(Dataset excerpt)
════

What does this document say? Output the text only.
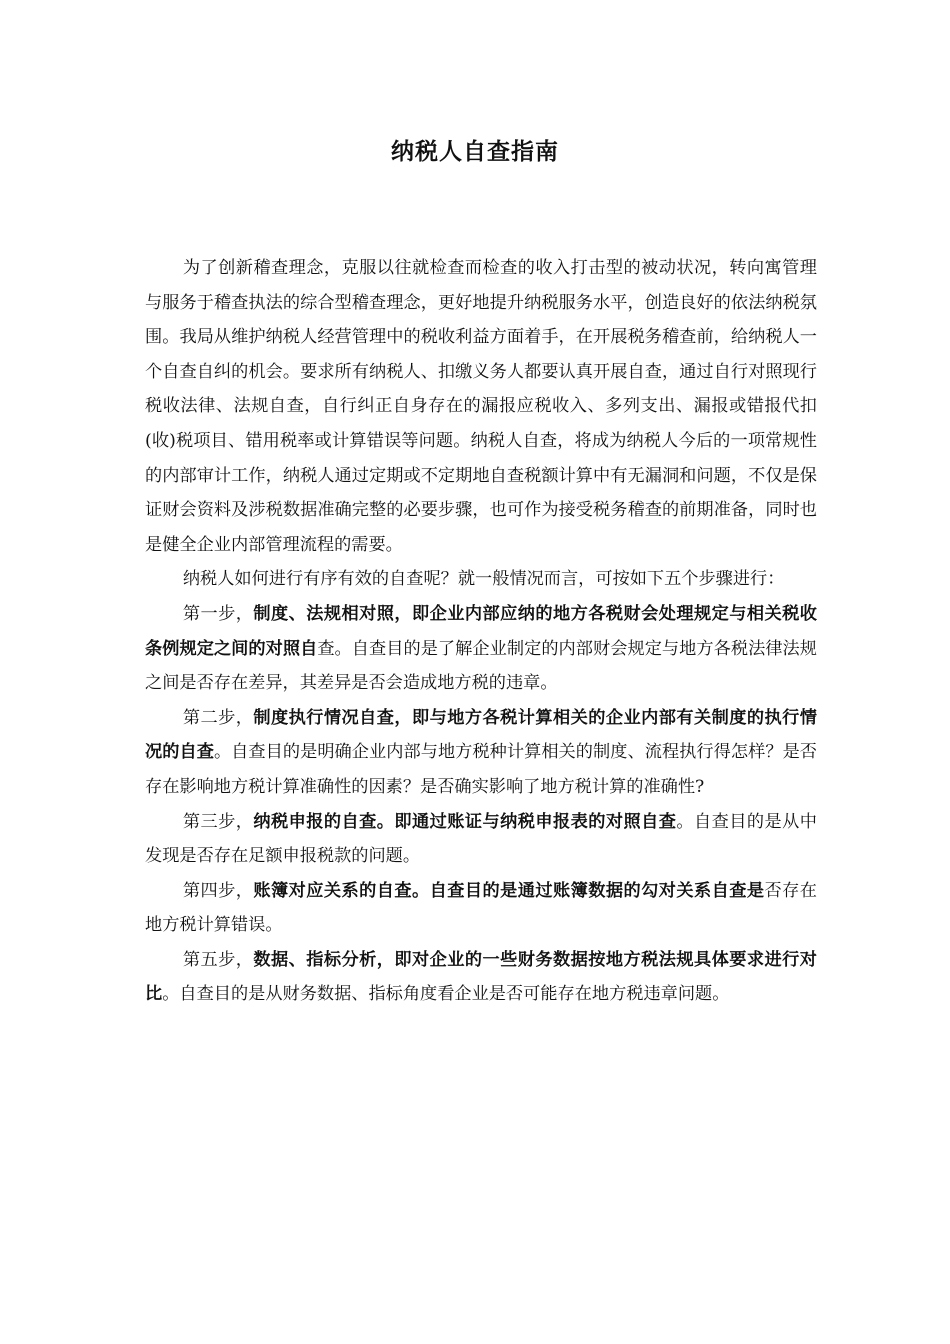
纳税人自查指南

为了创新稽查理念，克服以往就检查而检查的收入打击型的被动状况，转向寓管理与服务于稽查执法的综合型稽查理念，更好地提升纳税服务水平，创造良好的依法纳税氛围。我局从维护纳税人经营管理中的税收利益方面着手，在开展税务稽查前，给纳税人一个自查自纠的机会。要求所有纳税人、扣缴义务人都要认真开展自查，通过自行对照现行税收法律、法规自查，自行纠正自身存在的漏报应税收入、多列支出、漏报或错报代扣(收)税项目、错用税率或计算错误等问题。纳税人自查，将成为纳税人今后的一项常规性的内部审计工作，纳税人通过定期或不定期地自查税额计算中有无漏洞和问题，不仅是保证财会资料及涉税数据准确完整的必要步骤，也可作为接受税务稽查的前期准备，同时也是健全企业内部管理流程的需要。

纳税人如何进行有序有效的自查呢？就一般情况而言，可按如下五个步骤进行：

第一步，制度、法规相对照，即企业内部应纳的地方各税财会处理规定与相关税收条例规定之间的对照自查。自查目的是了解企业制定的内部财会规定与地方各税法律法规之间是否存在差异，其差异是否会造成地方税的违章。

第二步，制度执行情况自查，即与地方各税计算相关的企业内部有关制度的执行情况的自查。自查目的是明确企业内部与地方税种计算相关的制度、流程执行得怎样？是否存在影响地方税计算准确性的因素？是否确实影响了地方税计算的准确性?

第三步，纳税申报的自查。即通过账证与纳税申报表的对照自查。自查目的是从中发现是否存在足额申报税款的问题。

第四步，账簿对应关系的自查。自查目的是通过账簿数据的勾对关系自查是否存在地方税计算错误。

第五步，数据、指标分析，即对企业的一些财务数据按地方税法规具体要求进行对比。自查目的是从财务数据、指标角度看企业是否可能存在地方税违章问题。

════

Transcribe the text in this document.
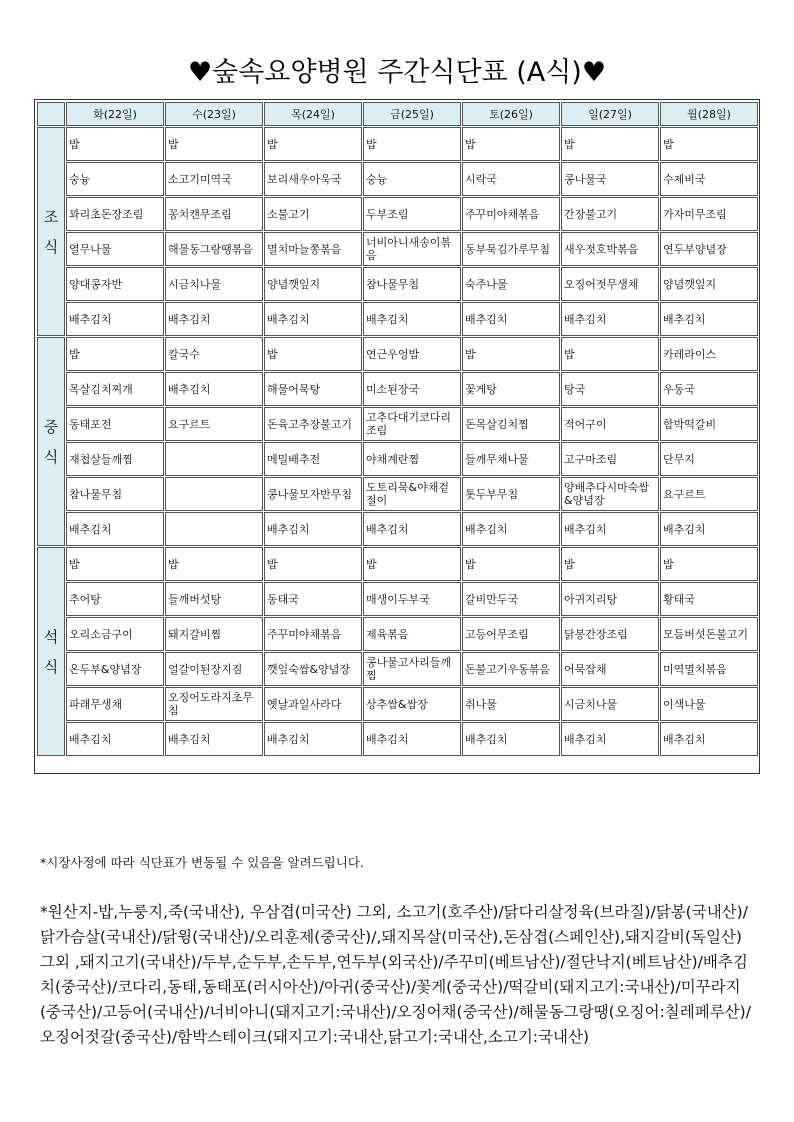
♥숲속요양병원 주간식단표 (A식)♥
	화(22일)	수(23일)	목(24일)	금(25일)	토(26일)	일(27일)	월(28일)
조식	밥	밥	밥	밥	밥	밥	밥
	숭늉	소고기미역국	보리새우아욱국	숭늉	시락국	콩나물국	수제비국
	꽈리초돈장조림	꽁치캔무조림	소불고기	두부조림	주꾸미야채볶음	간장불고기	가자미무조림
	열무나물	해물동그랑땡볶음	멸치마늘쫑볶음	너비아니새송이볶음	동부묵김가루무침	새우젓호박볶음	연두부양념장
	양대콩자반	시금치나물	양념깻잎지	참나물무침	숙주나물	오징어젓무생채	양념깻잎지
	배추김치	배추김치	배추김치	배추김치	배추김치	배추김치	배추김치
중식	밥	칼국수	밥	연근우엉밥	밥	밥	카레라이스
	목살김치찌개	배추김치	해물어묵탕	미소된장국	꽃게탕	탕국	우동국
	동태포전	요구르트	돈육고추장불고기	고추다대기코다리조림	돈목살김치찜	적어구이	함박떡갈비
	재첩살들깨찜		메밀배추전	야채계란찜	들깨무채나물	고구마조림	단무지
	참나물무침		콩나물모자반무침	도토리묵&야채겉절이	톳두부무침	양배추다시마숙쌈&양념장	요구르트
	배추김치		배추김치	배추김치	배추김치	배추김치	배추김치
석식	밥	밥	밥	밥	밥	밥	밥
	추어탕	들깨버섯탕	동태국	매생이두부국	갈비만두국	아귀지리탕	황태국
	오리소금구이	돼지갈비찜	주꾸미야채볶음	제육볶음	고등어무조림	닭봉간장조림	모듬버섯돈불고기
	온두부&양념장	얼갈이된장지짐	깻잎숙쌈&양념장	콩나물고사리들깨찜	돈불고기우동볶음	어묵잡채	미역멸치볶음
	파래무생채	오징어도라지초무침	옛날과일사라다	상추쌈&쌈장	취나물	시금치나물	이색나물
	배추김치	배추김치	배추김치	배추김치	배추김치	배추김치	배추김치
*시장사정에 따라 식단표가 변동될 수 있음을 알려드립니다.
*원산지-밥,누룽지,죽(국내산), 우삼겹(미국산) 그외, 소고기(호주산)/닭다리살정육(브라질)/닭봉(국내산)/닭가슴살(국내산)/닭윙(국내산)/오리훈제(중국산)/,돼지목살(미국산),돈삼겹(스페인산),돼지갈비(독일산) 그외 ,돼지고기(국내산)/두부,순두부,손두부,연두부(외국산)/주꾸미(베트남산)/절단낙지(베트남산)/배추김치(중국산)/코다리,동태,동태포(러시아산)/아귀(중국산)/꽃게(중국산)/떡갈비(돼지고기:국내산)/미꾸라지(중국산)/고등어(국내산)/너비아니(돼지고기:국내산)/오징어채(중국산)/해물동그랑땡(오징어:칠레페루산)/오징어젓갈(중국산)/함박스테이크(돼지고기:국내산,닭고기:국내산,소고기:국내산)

════

- **OBJECTIVE**
Tally the lines in the records above that contain the word "주꾸미야채볶음", and give only that number.

- **WRITTEN RESPONSE**
2